_Problem to work on_:
Locate each line in the records containing "ryzyka". Copy it.

_Data supplied_:
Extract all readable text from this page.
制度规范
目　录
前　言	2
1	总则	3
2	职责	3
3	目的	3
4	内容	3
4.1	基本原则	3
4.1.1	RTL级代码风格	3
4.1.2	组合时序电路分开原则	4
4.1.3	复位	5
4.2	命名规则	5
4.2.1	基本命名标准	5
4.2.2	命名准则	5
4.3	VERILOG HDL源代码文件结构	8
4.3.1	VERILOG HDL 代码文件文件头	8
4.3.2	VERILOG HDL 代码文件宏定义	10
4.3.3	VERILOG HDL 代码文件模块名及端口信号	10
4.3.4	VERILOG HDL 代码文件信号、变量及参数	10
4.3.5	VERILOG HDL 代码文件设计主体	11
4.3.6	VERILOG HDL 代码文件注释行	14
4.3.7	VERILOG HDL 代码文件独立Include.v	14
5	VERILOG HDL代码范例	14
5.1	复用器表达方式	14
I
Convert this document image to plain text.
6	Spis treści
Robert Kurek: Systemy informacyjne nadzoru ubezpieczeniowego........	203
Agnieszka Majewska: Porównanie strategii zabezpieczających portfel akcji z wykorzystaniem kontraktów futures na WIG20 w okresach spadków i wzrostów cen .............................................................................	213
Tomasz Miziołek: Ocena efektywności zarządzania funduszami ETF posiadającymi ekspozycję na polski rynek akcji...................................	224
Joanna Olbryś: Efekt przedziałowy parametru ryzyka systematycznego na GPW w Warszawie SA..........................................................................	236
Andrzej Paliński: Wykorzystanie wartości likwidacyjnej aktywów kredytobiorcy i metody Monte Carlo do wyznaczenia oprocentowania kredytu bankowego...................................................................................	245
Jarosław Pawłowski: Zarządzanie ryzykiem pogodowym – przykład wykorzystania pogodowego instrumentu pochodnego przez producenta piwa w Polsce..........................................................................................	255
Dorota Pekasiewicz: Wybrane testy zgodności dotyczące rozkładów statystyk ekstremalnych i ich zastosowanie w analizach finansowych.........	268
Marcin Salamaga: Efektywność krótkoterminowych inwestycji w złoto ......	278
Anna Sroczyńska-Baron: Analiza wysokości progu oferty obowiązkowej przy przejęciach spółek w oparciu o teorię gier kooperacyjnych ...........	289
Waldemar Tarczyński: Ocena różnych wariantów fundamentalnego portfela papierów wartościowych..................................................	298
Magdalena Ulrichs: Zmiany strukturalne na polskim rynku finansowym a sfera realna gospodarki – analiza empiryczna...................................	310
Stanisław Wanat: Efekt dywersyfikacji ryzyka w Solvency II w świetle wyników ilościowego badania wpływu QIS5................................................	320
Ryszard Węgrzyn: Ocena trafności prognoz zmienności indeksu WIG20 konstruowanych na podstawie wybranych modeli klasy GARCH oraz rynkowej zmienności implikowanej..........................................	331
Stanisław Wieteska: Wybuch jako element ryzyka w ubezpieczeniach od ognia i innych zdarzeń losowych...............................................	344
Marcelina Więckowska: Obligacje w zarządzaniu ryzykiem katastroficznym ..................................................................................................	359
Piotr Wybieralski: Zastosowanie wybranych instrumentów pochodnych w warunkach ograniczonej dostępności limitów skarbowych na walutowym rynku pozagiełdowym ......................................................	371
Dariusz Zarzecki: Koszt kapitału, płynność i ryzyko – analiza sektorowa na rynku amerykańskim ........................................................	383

_Task answer_:
Joanna Olbryś: Efekt przedziałowy parametru ryzyka systematycznego na GPW w Warszawie SA..........................................................................	236
Stanisław Wanat: Efekt dywersyfikacji ryzyka w Solvency II w świetle wyników ilościowego badania wpływu QIS5................................................	320
Stanisław Wieteska: Wybuch jako element ryzyka w ubezpieczeniach od ognia i innych zdarzeń losowych...............................................	344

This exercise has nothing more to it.